[Short task]:
The lines to extract begin at the one containing "Convert this chart" and run to the end of the listing; set them down exactly and alone.

Excerpt from a dataset

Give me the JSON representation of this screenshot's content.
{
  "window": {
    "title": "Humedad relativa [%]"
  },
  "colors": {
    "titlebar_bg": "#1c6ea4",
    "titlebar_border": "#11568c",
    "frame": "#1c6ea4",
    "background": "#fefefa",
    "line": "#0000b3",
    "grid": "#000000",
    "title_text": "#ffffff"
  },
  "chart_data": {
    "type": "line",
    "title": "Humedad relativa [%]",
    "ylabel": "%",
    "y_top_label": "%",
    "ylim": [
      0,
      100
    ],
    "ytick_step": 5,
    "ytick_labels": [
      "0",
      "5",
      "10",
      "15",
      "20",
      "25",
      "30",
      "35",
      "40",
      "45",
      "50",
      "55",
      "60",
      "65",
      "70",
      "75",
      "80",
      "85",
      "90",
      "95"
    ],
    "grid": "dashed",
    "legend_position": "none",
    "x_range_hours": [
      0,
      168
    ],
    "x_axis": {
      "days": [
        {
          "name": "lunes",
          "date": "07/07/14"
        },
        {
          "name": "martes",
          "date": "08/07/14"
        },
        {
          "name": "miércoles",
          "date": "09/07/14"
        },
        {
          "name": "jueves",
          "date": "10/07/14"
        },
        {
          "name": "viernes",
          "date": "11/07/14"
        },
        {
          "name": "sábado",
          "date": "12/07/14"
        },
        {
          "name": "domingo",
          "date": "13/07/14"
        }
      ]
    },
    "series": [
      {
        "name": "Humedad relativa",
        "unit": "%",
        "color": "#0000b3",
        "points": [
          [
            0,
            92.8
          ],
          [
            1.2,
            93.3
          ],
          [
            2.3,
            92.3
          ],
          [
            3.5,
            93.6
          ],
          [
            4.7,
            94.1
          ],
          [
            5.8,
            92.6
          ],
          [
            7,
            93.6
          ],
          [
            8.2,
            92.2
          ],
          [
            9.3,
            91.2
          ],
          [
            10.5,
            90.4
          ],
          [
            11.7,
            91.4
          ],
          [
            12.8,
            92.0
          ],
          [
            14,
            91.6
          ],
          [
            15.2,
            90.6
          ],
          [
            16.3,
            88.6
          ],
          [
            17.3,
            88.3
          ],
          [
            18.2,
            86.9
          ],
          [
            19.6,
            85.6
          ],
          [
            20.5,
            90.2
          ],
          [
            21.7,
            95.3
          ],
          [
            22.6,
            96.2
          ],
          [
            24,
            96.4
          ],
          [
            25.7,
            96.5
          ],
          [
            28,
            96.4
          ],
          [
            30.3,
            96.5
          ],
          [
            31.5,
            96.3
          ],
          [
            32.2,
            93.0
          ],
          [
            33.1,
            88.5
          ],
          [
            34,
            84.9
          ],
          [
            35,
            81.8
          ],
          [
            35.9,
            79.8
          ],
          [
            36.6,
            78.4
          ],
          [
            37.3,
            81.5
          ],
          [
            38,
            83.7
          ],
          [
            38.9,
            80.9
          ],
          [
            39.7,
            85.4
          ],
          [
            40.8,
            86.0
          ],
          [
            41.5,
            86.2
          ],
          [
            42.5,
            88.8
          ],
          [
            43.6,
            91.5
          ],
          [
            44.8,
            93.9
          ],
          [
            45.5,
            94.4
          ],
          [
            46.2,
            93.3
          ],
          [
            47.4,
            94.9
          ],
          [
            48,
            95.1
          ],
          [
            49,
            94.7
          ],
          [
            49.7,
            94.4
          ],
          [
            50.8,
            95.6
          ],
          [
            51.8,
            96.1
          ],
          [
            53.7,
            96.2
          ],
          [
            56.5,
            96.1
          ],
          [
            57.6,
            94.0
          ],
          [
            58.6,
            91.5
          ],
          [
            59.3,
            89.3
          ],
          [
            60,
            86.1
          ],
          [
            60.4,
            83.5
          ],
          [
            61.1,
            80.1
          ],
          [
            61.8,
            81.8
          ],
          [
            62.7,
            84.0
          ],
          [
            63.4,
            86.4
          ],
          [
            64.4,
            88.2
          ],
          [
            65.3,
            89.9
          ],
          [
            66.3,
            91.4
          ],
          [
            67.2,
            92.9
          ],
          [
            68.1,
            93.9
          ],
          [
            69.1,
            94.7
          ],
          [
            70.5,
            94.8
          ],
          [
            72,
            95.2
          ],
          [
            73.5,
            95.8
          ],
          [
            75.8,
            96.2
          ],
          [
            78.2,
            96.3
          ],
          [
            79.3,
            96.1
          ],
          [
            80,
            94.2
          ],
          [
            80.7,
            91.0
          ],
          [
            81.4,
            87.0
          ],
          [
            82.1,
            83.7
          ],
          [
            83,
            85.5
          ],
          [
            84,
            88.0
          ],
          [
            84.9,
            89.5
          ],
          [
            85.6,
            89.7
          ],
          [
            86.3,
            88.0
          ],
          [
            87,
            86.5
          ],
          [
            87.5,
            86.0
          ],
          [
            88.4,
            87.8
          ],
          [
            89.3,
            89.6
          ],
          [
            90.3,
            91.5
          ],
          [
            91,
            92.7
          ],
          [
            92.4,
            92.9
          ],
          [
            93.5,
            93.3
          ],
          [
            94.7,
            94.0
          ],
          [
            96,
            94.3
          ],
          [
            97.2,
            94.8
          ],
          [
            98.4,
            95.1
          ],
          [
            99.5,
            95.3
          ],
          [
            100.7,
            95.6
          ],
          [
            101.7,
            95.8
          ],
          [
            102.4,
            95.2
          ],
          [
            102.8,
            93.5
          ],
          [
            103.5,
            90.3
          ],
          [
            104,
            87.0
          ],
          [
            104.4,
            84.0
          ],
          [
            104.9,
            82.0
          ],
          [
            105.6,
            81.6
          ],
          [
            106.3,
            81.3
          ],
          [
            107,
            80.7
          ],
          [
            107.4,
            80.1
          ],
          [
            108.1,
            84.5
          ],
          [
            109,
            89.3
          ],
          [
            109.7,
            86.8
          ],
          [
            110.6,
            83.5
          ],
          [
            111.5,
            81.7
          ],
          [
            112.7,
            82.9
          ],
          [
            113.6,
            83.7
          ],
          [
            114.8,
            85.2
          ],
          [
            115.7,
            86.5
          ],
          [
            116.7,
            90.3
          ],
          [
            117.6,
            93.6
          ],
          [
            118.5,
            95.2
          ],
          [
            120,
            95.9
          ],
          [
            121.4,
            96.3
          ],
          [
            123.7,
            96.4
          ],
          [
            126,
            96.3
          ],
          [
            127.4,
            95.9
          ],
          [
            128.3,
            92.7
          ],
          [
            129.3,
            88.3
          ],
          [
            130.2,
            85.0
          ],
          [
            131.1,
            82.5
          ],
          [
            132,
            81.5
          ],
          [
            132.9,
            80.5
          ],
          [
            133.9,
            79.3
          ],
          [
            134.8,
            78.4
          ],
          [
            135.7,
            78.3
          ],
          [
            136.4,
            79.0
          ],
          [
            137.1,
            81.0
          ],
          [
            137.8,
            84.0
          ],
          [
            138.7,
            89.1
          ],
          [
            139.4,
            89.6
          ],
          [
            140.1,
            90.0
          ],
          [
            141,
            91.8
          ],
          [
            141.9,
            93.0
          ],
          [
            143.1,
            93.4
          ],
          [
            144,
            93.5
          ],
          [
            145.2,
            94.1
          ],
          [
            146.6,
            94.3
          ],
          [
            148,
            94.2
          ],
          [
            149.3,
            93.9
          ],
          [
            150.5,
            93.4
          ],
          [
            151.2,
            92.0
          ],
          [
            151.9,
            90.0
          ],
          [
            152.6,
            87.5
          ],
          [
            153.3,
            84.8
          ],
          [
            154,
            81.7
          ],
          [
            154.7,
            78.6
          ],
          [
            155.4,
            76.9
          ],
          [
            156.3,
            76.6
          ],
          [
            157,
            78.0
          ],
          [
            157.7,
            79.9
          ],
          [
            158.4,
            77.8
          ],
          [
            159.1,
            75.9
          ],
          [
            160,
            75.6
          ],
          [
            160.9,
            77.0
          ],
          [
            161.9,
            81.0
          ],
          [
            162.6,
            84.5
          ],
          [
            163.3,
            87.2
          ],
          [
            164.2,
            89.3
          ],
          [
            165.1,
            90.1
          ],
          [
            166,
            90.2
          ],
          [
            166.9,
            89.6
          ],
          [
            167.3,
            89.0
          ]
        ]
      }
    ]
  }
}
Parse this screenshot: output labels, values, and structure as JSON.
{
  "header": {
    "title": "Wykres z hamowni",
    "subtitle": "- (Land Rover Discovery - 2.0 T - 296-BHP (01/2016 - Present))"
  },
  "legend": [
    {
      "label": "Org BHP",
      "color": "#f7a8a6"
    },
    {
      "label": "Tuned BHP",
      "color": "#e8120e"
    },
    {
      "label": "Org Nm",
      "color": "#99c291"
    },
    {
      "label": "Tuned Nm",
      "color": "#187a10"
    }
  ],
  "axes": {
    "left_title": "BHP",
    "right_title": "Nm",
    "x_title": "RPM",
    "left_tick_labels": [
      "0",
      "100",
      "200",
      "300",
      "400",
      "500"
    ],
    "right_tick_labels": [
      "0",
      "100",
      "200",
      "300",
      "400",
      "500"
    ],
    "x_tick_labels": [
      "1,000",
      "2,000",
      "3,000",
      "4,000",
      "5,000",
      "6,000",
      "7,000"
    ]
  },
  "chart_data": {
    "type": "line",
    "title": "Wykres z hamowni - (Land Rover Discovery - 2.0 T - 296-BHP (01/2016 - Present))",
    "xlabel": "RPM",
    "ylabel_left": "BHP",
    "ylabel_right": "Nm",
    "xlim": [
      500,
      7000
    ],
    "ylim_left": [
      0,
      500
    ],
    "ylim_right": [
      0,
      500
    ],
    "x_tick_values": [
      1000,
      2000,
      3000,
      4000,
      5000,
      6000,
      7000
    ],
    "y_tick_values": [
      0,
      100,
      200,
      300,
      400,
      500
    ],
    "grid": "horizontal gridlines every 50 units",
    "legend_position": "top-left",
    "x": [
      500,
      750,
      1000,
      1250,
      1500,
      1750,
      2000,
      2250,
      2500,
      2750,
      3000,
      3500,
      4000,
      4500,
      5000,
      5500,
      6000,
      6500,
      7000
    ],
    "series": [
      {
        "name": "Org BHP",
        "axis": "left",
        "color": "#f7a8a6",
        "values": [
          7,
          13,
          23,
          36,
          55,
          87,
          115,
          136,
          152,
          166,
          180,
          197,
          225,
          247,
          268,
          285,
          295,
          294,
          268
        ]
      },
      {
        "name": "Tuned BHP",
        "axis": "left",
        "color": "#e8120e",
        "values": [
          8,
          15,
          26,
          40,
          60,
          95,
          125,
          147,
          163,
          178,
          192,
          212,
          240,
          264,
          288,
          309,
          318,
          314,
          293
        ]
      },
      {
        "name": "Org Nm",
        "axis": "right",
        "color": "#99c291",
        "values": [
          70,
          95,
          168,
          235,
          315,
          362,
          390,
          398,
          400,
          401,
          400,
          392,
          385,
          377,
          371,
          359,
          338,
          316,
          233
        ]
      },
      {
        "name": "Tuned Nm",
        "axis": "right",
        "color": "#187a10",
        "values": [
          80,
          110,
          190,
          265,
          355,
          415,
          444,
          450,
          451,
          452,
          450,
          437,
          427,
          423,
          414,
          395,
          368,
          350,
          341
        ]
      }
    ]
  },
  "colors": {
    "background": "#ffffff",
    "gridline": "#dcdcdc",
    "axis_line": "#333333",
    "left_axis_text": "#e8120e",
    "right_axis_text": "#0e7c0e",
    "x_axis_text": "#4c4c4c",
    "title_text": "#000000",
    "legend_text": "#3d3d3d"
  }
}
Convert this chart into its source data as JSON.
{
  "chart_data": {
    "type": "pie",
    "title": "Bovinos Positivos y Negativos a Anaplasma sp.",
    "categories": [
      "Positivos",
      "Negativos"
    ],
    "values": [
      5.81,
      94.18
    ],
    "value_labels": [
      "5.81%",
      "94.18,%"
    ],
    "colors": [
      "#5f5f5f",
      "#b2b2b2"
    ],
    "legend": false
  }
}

[Task output]:
Convert this chart into its source data as JSON.
{
  "chart_data": {
    "type": "pie",
    "title": "Bovinos Positivos y Negativos a Anaplasma sp.",
    "categories": [
      "Positivos",
      "Negativos"
    ],
    "values": [
      5.81,
      94.18
    ],
    "value_labels": [
      "5.81%",
      "94.18,%"
    ],
    "colors": [
      "#5f5f5f",
      "#b2b2b2"
    ],
    "legend": false
  }
}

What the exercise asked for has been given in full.